## PROBLEM TO SOLVE
In the listing below, change "volume-bar" to "volume-column" wherever it occurs in the stretch from the line containing "candle-body: [490, 264, 494, 268]" through the line containing "volume-bar: [547, 477, 551, 520]". Give back only those lines, with everything else left unchanged.
____________
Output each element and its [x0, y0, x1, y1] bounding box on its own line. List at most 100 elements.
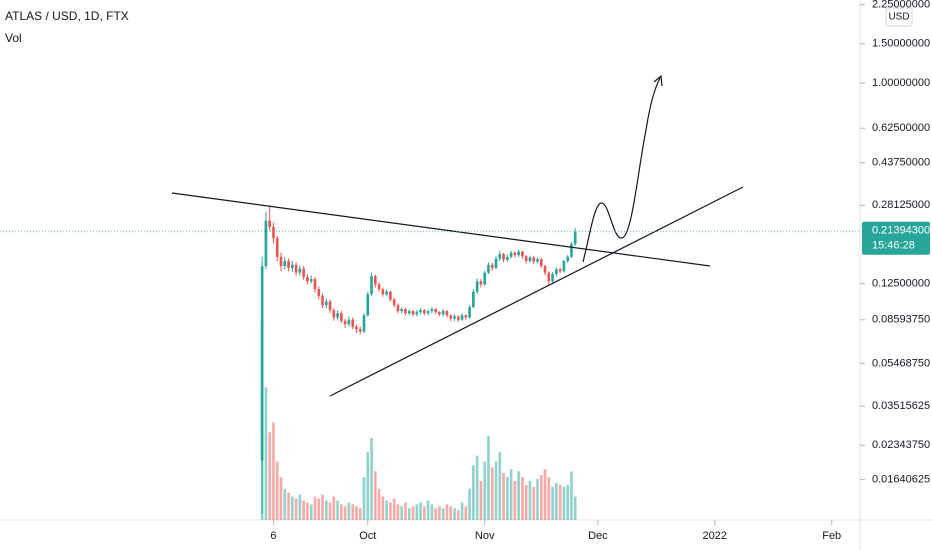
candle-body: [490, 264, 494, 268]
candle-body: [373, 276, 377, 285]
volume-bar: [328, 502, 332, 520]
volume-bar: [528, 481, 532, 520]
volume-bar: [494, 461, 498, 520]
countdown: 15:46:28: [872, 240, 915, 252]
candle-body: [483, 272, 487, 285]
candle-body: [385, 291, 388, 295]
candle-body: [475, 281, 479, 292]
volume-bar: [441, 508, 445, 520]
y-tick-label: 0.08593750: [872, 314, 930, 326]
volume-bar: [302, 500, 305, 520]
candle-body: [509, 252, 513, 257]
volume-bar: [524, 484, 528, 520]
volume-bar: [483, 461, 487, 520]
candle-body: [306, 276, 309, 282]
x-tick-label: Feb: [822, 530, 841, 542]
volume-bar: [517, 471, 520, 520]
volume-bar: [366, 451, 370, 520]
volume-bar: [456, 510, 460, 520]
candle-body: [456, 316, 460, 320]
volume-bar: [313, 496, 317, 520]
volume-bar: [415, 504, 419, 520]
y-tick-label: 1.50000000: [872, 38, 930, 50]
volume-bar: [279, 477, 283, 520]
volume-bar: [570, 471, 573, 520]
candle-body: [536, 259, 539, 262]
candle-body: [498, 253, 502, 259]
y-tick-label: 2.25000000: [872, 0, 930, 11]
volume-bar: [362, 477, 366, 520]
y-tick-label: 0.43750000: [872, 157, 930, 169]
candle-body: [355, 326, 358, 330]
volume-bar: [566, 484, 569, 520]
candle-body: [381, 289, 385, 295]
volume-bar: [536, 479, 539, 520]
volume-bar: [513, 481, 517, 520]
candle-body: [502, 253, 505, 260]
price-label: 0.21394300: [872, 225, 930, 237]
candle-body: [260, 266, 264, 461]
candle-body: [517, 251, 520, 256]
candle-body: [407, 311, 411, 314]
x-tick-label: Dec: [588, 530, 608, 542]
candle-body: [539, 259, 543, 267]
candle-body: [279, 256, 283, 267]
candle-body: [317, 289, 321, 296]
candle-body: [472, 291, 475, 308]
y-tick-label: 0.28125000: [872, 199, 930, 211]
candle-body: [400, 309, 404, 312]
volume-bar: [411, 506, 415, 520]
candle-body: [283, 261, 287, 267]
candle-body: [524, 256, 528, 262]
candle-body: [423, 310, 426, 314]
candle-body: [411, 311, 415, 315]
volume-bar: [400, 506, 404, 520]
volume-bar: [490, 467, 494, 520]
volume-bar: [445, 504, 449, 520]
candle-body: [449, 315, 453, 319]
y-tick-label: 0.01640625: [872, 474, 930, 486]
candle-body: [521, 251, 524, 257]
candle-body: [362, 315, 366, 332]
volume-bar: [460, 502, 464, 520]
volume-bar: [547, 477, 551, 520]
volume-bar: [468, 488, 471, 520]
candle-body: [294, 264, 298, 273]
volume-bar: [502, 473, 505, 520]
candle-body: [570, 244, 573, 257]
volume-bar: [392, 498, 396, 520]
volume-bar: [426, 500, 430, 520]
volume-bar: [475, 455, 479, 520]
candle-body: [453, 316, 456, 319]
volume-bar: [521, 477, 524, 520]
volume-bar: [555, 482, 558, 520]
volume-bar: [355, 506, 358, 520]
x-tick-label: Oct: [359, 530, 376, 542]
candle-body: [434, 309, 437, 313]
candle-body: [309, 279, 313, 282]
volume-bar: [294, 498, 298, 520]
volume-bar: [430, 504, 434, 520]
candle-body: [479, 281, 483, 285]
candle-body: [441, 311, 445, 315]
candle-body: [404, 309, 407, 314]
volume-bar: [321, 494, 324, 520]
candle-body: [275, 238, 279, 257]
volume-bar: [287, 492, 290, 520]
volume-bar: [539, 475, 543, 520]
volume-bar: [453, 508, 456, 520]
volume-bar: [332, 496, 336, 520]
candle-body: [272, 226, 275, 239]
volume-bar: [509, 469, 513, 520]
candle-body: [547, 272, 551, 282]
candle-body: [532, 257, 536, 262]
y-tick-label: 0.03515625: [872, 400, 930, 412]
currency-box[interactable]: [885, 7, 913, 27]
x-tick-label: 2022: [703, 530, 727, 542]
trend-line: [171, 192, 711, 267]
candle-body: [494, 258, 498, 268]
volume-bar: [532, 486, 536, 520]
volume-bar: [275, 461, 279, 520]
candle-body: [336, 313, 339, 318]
____________
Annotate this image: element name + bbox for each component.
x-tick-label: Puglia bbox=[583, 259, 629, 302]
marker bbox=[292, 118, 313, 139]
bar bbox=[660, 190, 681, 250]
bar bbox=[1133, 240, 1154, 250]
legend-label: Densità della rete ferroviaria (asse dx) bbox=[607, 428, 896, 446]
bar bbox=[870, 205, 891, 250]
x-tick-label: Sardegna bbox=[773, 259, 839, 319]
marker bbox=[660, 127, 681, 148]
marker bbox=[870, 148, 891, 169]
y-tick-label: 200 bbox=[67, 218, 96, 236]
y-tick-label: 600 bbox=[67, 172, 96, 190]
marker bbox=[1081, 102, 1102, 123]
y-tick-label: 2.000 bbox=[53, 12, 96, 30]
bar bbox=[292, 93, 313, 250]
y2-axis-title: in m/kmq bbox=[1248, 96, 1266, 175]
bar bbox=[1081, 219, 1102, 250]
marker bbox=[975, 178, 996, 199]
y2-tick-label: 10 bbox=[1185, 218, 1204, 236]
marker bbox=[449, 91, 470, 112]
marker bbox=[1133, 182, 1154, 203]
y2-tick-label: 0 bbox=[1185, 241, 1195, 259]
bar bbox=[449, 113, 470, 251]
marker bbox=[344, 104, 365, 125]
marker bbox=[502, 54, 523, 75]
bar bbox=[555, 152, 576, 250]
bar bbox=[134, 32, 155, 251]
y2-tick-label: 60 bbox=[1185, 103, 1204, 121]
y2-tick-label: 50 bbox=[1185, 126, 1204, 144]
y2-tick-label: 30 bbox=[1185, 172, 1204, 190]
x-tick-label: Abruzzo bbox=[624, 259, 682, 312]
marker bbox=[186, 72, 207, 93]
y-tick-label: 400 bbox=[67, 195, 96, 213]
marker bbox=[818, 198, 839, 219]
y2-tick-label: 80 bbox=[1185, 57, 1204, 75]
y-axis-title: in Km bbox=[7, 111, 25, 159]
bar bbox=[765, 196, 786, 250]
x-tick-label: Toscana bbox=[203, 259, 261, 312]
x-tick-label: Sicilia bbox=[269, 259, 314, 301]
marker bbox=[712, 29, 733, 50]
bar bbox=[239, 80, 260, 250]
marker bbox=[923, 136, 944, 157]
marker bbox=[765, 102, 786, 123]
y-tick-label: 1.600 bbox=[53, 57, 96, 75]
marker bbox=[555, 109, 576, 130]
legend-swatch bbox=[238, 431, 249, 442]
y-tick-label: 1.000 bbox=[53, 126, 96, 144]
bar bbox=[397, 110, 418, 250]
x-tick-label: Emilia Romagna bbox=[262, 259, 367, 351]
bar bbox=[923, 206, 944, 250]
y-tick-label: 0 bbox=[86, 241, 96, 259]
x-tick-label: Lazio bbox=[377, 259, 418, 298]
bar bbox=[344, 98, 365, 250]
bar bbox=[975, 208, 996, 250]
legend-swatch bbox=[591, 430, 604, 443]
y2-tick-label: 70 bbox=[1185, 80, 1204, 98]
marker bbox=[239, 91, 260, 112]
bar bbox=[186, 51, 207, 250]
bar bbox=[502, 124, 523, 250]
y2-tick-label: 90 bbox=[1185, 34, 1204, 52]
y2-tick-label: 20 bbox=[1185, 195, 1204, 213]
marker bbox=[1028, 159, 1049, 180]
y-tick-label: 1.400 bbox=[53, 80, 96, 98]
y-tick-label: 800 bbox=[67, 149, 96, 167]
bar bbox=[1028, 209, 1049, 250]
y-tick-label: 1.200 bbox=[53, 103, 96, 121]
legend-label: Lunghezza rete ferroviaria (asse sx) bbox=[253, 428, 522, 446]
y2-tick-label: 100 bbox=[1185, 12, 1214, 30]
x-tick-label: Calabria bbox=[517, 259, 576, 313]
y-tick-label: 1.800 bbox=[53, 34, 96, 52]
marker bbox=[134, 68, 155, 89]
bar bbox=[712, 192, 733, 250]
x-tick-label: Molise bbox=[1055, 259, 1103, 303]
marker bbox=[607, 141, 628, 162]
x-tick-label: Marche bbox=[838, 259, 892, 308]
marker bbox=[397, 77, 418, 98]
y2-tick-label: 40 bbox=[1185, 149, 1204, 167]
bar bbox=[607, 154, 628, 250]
____________
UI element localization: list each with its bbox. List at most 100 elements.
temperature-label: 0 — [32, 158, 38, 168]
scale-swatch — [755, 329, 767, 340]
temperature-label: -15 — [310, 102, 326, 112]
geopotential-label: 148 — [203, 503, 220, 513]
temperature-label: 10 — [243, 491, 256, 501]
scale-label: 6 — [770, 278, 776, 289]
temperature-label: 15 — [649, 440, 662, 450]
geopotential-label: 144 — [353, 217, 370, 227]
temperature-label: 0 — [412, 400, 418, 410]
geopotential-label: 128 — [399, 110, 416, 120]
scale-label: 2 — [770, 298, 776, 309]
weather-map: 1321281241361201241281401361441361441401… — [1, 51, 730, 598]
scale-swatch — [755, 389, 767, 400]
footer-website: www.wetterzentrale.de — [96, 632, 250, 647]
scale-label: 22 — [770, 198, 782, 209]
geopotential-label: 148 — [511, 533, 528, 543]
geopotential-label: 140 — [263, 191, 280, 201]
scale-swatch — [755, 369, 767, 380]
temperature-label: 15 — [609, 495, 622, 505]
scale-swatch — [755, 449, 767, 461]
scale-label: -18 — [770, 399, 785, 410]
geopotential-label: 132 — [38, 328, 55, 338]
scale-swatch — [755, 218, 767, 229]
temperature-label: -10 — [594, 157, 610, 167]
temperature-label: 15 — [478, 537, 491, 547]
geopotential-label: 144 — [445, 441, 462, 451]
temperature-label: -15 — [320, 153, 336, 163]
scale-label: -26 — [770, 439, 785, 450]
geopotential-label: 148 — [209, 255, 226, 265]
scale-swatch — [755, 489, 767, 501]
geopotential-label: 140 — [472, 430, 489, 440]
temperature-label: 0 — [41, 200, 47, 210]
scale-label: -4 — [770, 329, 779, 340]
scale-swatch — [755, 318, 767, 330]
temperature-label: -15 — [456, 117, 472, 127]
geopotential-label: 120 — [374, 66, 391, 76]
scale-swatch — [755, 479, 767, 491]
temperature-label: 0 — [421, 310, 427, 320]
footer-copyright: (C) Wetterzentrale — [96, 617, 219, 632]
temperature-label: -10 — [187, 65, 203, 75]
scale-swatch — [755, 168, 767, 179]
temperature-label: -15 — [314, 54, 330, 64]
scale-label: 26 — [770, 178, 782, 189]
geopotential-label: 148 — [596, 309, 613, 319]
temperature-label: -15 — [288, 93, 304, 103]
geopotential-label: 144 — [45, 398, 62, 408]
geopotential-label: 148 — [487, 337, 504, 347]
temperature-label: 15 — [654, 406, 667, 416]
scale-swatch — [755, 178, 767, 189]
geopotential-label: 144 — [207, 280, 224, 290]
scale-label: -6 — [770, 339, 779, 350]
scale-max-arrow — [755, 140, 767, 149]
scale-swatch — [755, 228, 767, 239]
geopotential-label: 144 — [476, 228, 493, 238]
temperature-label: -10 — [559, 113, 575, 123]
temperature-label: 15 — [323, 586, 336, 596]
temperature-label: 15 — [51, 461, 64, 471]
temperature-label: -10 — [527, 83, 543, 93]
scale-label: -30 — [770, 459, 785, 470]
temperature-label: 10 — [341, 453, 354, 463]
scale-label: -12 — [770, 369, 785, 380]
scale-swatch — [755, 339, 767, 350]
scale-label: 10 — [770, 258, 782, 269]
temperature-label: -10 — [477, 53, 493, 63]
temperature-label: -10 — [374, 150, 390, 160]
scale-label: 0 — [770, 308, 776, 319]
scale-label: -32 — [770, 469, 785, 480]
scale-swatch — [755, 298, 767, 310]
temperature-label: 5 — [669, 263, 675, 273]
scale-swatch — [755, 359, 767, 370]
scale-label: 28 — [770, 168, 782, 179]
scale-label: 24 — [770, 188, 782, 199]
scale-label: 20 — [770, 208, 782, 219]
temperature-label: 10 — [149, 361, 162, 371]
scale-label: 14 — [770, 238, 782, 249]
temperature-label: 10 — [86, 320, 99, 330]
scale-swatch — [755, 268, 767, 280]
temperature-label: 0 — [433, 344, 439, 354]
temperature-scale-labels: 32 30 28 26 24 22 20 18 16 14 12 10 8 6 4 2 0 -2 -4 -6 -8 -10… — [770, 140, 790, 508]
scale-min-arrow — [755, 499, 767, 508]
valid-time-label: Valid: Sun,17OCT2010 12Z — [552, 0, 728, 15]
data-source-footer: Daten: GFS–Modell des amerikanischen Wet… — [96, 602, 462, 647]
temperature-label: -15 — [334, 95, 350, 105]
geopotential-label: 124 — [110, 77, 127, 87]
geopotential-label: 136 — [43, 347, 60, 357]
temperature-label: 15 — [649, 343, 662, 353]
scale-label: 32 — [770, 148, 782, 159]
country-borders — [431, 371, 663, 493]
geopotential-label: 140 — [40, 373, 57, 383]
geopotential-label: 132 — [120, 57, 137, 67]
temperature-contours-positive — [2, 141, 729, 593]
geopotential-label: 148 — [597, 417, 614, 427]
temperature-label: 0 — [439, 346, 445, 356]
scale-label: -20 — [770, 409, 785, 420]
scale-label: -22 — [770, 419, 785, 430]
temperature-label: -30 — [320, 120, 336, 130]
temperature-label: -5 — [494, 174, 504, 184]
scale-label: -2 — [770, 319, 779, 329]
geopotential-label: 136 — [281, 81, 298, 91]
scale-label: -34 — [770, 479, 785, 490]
____________
## SOLUTION FOR THIS PROBLEM
candle-body: [490, 264, 494, 268]
candle-body: [373, 276, 377, 285]
volume-column: [328, 502, 332, 520]
volume-column: [528, 481, 532, 520]
volume-column: [494, 461, 498, 520]
countdown: 15:46:28: [872, 240, 915, 252]
candle-body: [483, 272, 487, 285]
candle-body: [385, 291, 388, 295]
candle-body: [475, 281, 479, 292]
volume-column: [441, 508, 445, 520]
y-tick-label: 0.08593750: [872, 314, 930, 326]
volume-column: [302, 500, 305, 520]
candle-body: [509, 252, 513, 257]
volume-column: [524, 484, 528, 520]
volume-column: [483, 461, 487, 520]
candle-body: [306, 276, 309, 282]
x-tick-label: Feb: [822, 530, 841, 542]
volume-column: [517, 471, 520, 520]
volume-column: [366, 451, 370, 520]
volume-column: [456, 510, 460, 520]
candle-body: [456, 316, 460, 320]
volume-column: [313, 496, 317, 520]
volume-column: [415, 504, 419, 520]
y-tick-label: 1.50000000: [872, 38, 930, 50]
volume-column: [279, 477, 283, 520]
volume-column: [570, 471, 573, 520]
candle-body: [536, 259, 539, 262]
candle-body: [498, 253, 502, 259]
y-tick-label: 2.25000000: [872, 0, 930, 11]
volume-column: [362, 477, 366, 520]
y-tick-label: 0.43750000: [872, 157, 930, 169]
candle-body: [355, 326, 358, 330]
volume-column: [566, 484, 569, 520]
candle-body: [381, 289, 385, 295]
volume-column: [536, 479, 539, 520]
volume-column: [513, 481, 517, 520]
candle-body: [502, 253, 505, 260]
price-label: 0.21394300: [872, 225, 930, 237]
candle-body: [260, 266, 264, 461]
candle-body: [517, 251, 520, 256]
candle-body: [407, 311, 411, 314]
x-tick-label: Dec: [588, 530, 608, 542]
candle-body: [539, 259, 543, 267]
candle-body: [279, 256, 283, 267]
candle-body: [317, 289, 321, 296]
candle-body: [472, 291, 475, 308]
y-tick-label: 0.28125000: [872, 199, 930, 211]
candle-body: [400, 309, 404, 312]
volume-column: [411, 506, 415, 520]
candle-body: [283, 261, 287, 267]
candle-body: [524, 256, 528, 262]
candle-body: [423, 310, 426, 314]
candle-body: [411, 311, 415, 315]
volume-column: [400, 506, 404, 520]
volume-column: [490, 467, 494, 520]
volume-column: [445, 504, 449, 520]
candle-body: [449, 315, 453, 319]
y-tick-label: 0.01640625: [872, 474, 930, 486]
candle-body: [521, 251, 524, 257]
candle-body: [362, 315, 366, 332]
volume-column: [460, 502, 464, 520]
volume-column: [547, 477, 551, 520]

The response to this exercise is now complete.